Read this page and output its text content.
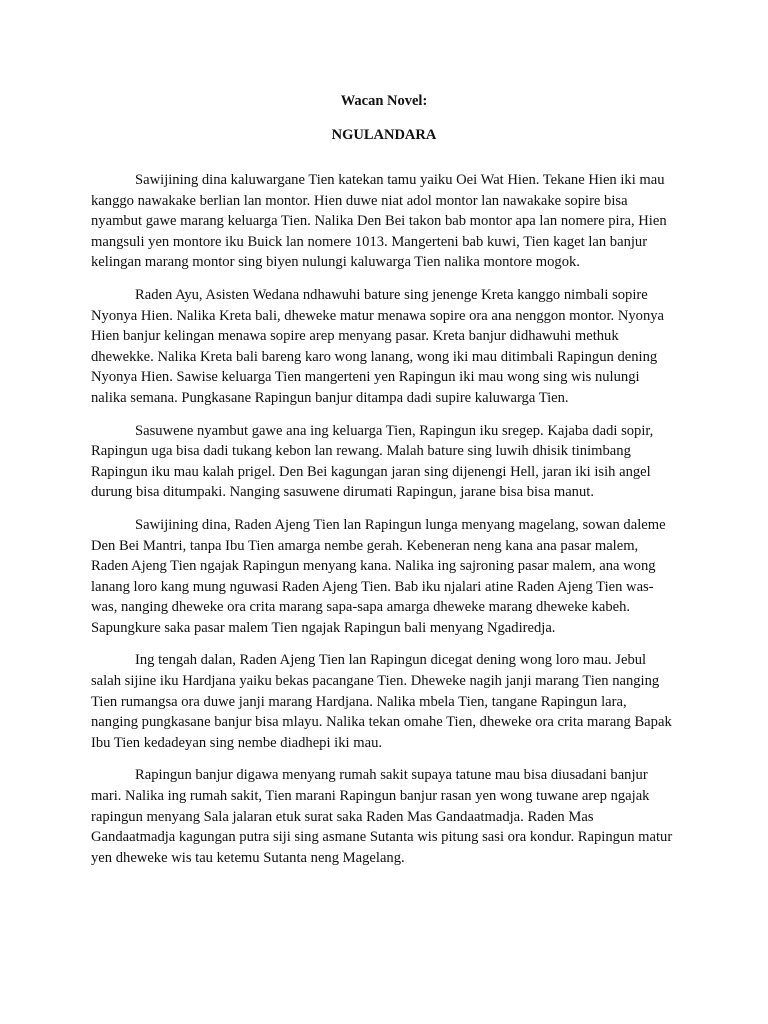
Wacan Novel:

NGULANDARA

Sawijining dina kaluwargane Tien katekan tamu yaiku Oei Wat Hien. Tekane Hien iki mau kanggo nawakake berlian lan montor. Hien duwe niat adol montor lan nawakake sopire bisa nyambut gawe marang keluarga Tien. Nalika Den Bei takon bab montor apa lan nomere pira, Hien mangsuli yen montore iku Buick lan nomere 1013. Mangerteni bab kuwi, Tien kaget lan banjur kelingan marang montor sing biyen nulungi kaluwarga Tien nalika montore mogok.

Raden Ayu, Asisten Wedana ndhawuhi bature sing jenenge Kreta kanggo nimbali sopire Nyonya Hien. Nalika Kreta bali, dheweke matur menawa sopire ora ana nenggon montor. Nyonya Hien banjur kelingan menawa sopire arep menyang pasar. Kreta banjur didhawuhi methuk dhewekke. Nalika Kreta bali bareng karo wong lanang, wong iki mau ditimbali Rapingun dening Nyonya Hien. Sawise keluarga Tien mangerteni yen Rapingun iki mau wong sing wis nulungi nalika semana. Pungkasane Rapingun banjur ditampa dadi supire kaluwarga Tien.

Sasuwene nyambut gawe ana ing keluarga Tien, Rapingun iku sregep. Kajaba dadi sopir, Rapingun uga bisa dadi tukang kebon lan rewang. Malah bature sing luwih dhisik tinimbang Rapingun iku mau kalah prigel. Den Bei kagungan jaran sing dijenengi Hell, jaran iki isih angel durung bisa ditumpaki. Nanging sasuwene dirumati Rapingun, jarane bisa bisa manut.

Sawijining dina, Raden Ajeng Tien lan Rapingun lunga menyang magelang, sowan daleme Den Bei Mantri, tanpa Ibu Tien amarga nembe gerah. Kebeneran neng kana ana pasar malem, Raden Ajeng Tien ngajak Rapingun menyang kana. Nalika ing sajroning pasar malem, ana wong lanang loro kang mung nguwasi Raden Ajeng Tien. Bab iku njalari atine Raden Ajeng Tien was-was, nanging dheweke ora crita marang sapa-sapa amarga dheweke marang dheweke kabeh. Sapungkure saka pasar malem Tien ngajak Rapingun bali menyang Ngadiredja.

Ing tengah dalan, Raden Ajeng Tien lan Rapingun dicegat dening wong loro mau. Jebul salah sijine iku Hardjana yaiku bekas pacangane Tien. Dheweke nagih janji marang Tien nanging Tien rumangsa ora duwe janji marang Hardjana. Nalika mbela Tien, tangane Rapingun lara, nanging pungkasane banjur bisa mlayu. Nalika tekan omahe Tien, dheweke ora crita marang Bapak Ibu Tien kedadeyan sing nembe diadhepi iki mau.

Rapingun banjur digawa menyang rumah sakit supaya tatune mau bisa diusadani banjur mari. Nalika ing rumah sakit, Tien marani Rapingun banjur rasan yen wong tuwane arep ngajak rapingun menyang Sala jalaran etuk surat saka Raden Mas Gandaatmadja. Raden Mas Gandaatmadja kagungan putra siji sing asmane Sutanta wis pitung sasi ora kondur. Rapingun matur yen dheweke wis tau ketemu Sutanta neng Magelang.
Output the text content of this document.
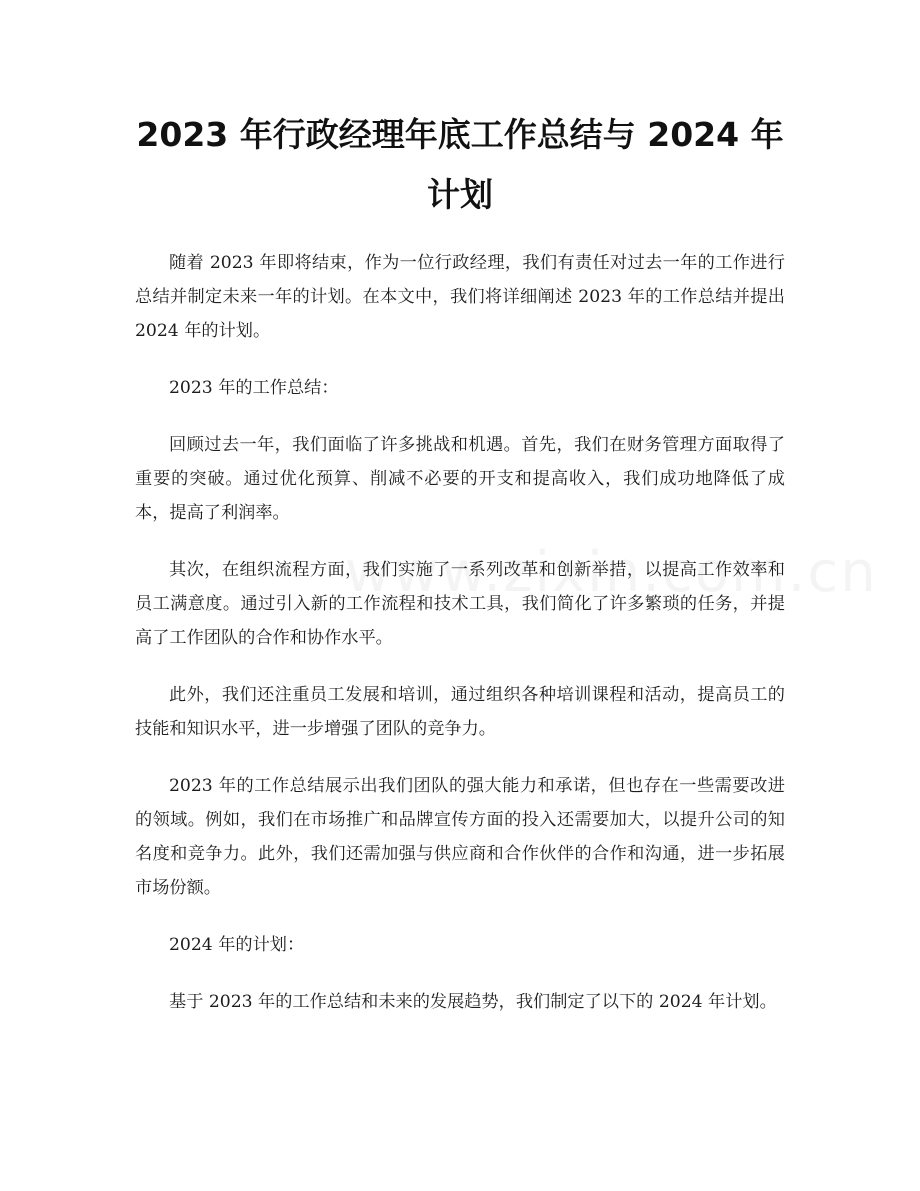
2023 年行政经理年底工作总结与 2024 年计划

随着 2023 年即将结束，作为一位行政经理，我们有责任对过去一年的工作进行总结并制定未来一年的计划。在本文中，我们将详细阐述 2023 年的工作总结并提出 2024 年的计划。

2023 年的工作总结：

回顾过去一年，我们面临了许多挑战和机遇。首先，我们在财务管理方面取得了重要的突破。通过优化预算、削减不必要的开支和提高收入，我们成功地降低了成本，提高了利润率。

其次，在组织流程方面，我们实施了一系列改革和创新举措，以提高工作效率和员工满意度。通过引入新的工作流程和技术工具，我们简化了许多繁琐的任务，并提高了工作团队的合作和协作水平。

此外，我们还注重员工发展和培训，通过组织各种培训课程和活动，提高员工的技能和知识水平，进一步增强了团队的竞争力。

2023 年的工作总结展示出我们团队的强大能力和承诺，但也存在一些需要改进的领域。例如，我们在市场推广和品牌宣传方面的投入还需要加大，以提升公司的知名度和竞争力。此外，我们还需加强与供应商和合作伙伴的合作和沟通，进一步拓展市场份额。

2024 年的计划：

基于 2023 年的工作总结和未来的发展趋势，我们制定了以下的 2024 年计划。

Problem requirements: Quote verbatim every line starting at the line that contains "Output the text content of this document." and ending with the last line of the records; omit all pictures.

Correct output:
Output the text content of this document.
2023 年行政经理年底工作总结与 2024 年计划

随着 2023 年即将结束，作为一位行政经理，我们有责任对过去一年的工作进行总结并制定未来一年的计划。在本文中，我们将详细阐述 2023 年的工作总结并提出 2024 年的计划。

2023 年的工作总结：

回顾过去一年，我们面临了许多挑战和机遇。首先，我们在财务管理方面取得了重要的突破。通过优化预算、削减不必要的开支和提高收入，我们成功地降低了成本，提高了利润率。

其次，在组织流程方面，我们实施了一系列改革和创新举措，以提高工作效率和员工满意度。通过引入新的工作流程和技术工具，我们简化了许多繁琐的任务，并提高了工作团队的合作和协作水平。

此外，我们还注重员工发展和培训，通过组织各种培训课程和活动，提高员工的技能和知识水平，进一步增强了团队的竞争力。

2023 年的工作总结展示出我们团队的强大能力和承诺，但也存在一些需要改进的领域。例如，我们在市场推广和品牌宣传方面的投入还需要加大，以提升公司的知名度和竞争力。此外，我们还需加强与供应商和合作伙伴的合作和沟通，进一步拓展市场份额。

2024 年的计划：

基于 2023 年的工作总结和未来的发展趋势，我们制定了以下的 2024 年计划。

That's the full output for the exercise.